PROVIDED RECORDS:
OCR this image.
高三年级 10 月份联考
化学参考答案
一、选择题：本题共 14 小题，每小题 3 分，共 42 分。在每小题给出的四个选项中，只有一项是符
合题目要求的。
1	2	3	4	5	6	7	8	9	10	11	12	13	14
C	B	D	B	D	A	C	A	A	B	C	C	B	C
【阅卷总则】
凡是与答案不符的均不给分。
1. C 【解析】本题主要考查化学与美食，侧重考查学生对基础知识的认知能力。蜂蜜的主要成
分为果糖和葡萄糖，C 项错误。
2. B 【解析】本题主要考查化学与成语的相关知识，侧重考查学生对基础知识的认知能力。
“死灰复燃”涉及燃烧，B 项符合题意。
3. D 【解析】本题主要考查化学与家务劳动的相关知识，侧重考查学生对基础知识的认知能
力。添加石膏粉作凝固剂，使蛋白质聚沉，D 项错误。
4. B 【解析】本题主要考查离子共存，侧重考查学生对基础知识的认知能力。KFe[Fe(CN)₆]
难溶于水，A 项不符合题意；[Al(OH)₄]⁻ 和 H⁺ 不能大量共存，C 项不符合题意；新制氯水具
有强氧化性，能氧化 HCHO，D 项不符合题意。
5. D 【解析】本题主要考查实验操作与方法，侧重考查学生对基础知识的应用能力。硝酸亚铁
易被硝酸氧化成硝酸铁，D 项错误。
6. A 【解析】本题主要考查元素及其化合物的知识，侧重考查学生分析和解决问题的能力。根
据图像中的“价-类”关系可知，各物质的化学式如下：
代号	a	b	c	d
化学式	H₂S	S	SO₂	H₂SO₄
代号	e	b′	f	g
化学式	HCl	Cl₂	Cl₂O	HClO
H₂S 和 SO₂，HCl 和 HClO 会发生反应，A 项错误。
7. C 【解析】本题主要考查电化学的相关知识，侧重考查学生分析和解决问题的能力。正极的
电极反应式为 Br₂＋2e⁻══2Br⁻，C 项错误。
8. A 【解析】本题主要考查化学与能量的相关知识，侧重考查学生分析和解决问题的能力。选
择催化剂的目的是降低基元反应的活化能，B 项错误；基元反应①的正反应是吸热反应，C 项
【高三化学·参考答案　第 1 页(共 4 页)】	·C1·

TO DO: Check each line of the entries above for the word "HClO". List the ones that have it.

SOLVED PROBLEM:
化学式	HCl	Cl₂	Cl₂O	HClO
H₂S 和 SO₂，HCl 和 HClO 会发生反应，A 项错误。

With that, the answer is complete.